What you should do |
Below are records. Copy every line with "压降ΔP" in it.

[Extracted records]
## begin

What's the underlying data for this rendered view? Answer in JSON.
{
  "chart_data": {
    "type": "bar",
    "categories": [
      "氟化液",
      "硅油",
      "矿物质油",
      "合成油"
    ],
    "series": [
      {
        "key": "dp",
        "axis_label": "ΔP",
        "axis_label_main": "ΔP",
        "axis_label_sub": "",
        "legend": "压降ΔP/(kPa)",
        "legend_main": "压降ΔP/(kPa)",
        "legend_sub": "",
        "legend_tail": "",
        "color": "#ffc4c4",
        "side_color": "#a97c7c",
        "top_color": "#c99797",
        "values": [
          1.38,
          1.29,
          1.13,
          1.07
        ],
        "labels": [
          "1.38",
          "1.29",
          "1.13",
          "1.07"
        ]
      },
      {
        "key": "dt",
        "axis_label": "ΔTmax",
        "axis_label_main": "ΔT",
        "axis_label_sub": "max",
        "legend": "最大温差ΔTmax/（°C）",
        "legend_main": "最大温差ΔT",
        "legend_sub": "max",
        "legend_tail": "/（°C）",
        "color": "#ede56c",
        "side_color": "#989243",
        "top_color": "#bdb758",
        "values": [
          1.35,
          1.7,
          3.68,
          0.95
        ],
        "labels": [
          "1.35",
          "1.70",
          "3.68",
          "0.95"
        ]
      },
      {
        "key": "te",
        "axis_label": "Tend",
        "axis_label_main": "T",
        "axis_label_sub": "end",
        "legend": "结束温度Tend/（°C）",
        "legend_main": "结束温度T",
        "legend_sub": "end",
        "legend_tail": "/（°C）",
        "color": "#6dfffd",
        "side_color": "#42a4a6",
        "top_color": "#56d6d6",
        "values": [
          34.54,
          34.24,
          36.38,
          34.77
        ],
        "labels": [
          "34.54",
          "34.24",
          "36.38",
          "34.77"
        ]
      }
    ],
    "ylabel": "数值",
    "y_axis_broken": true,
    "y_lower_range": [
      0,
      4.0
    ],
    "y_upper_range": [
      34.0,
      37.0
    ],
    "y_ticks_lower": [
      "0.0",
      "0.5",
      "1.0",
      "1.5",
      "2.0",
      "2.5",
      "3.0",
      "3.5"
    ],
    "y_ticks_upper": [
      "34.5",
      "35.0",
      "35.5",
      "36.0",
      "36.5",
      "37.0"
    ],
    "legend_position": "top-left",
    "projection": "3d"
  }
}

## end

Problem solution |
        "legend": "压降ΔP/(kPa)",
        "legend_main": "压降ΔP/(kPa)",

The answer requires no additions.